- **Request**
Pull out every line with the word "object" from the entries below.

Stored entries
>>>
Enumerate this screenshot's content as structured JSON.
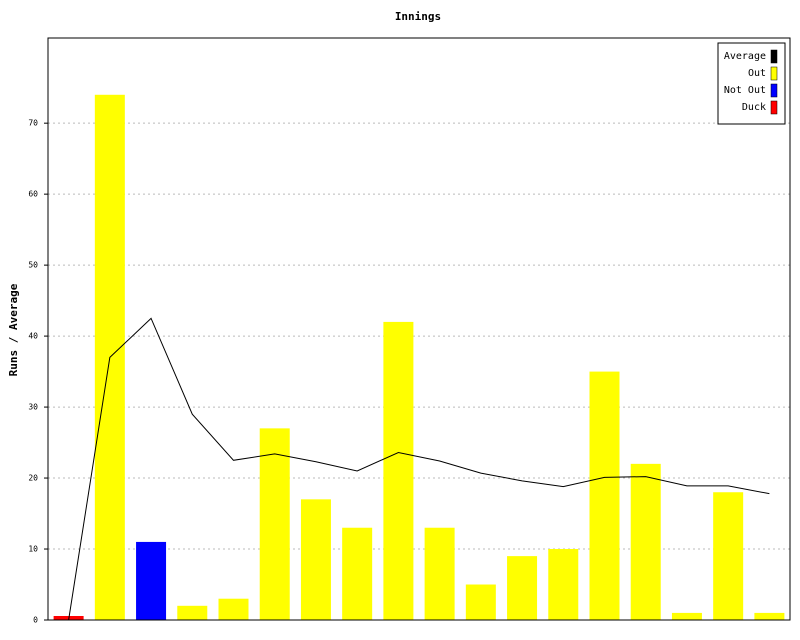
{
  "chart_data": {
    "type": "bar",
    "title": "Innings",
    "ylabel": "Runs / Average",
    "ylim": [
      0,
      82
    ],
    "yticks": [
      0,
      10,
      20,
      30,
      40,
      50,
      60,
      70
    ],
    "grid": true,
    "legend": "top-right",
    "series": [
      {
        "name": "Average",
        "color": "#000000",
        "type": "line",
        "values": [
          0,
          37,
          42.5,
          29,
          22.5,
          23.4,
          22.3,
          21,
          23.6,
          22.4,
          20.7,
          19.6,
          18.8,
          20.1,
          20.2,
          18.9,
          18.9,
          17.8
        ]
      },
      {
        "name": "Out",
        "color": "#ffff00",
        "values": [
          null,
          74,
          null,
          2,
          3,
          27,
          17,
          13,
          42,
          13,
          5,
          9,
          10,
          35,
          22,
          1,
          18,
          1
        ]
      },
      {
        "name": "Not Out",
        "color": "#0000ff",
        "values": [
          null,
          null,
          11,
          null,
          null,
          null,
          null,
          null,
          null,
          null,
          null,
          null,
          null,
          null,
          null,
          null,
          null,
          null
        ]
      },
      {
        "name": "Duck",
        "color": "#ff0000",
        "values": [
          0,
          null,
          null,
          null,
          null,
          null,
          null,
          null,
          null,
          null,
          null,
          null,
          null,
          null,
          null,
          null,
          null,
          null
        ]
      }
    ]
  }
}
<<<
>>>
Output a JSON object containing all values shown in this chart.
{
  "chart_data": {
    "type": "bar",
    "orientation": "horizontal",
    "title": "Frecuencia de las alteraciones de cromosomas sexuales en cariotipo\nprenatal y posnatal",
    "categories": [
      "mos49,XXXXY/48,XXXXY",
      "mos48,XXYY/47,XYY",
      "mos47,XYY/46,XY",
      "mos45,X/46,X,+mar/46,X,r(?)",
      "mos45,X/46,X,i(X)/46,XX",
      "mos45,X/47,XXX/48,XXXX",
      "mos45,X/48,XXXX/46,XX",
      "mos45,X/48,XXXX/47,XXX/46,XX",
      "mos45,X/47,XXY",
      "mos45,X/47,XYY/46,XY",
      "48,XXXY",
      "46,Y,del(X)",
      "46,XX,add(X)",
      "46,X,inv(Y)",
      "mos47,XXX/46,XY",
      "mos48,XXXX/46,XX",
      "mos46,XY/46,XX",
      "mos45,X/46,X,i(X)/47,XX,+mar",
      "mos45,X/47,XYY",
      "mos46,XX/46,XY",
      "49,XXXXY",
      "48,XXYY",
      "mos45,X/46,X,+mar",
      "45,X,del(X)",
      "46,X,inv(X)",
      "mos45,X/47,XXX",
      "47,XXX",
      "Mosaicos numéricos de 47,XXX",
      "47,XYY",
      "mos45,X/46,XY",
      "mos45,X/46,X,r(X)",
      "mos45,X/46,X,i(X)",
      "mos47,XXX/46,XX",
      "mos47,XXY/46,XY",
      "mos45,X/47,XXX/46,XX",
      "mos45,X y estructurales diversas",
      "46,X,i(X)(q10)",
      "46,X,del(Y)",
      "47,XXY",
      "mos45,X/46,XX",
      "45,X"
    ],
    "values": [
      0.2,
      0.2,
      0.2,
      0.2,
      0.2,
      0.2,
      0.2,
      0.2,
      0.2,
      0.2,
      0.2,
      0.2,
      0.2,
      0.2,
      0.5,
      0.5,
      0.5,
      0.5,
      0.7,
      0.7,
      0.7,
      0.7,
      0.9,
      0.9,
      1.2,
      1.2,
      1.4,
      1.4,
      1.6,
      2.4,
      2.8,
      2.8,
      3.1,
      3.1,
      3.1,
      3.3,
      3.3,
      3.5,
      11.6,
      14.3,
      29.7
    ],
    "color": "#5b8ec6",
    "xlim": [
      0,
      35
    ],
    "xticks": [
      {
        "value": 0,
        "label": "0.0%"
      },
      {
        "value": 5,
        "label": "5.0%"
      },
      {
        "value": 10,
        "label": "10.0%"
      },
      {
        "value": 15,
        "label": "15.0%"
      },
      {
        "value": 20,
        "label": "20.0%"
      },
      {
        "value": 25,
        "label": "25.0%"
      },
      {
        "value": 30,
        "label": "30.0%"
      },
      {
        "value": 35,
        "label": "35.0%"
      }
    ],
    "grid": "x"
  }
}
<<<
>>>
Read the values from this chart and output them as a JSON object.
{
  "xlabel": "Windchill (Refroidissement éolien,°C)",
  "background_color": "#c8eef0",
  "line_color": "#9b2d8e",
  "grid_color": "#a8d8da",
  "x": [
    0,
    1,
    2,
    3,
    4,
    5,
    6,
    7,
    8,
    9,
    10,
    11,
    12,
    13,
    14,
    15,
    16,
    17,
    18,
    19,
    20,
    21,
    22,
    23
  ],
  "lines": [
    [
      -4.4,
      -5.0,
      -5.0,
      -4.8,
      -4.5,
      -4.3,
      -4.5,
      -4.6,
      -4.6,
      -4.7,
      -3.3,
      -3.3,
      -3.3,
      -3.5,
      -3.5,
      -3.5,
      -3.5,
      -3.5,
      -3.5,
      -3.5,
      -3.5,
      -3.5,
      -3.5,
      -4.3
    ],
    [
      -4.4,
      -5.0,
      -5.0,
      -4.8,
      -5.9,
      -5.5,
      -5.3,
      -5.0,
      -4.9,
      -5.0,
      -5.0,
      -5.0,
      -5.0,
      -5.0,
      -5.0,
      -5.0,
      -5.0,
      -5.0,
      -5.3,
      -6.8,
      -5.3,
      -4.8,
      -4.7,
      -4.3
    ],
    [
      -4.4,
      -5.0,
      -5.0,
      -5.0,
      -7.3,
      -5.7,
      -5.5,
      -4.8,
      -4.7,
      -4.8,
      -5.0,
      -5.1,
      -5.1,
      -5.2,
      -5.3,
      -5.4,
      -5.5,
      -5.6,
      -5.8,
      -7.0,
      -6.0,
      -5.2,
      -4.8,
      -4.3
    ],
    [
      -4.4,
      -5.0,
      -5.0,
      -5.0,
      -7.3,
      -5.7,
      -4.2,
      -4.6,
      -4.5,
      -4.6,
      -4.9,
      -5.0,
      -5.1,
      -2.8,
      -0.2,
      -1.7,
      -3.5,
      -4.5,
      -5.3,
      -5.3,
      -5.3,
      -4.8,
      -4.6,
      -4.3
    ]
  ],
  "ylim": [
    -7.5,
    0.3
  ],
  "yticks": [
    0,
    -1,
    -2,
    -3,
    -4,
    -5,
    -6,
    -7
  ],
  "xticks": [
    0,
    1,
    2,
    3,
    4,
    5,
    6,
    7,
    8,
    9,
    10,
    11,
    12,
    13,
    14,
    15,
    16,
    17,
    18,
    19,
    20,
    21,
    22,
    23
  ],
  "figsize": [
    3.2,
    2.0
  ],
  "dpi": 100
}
<<<
- **Task result**
Output a JSON object containing all values shown in this chart.
Read the values from this chart and output them as a JSON object.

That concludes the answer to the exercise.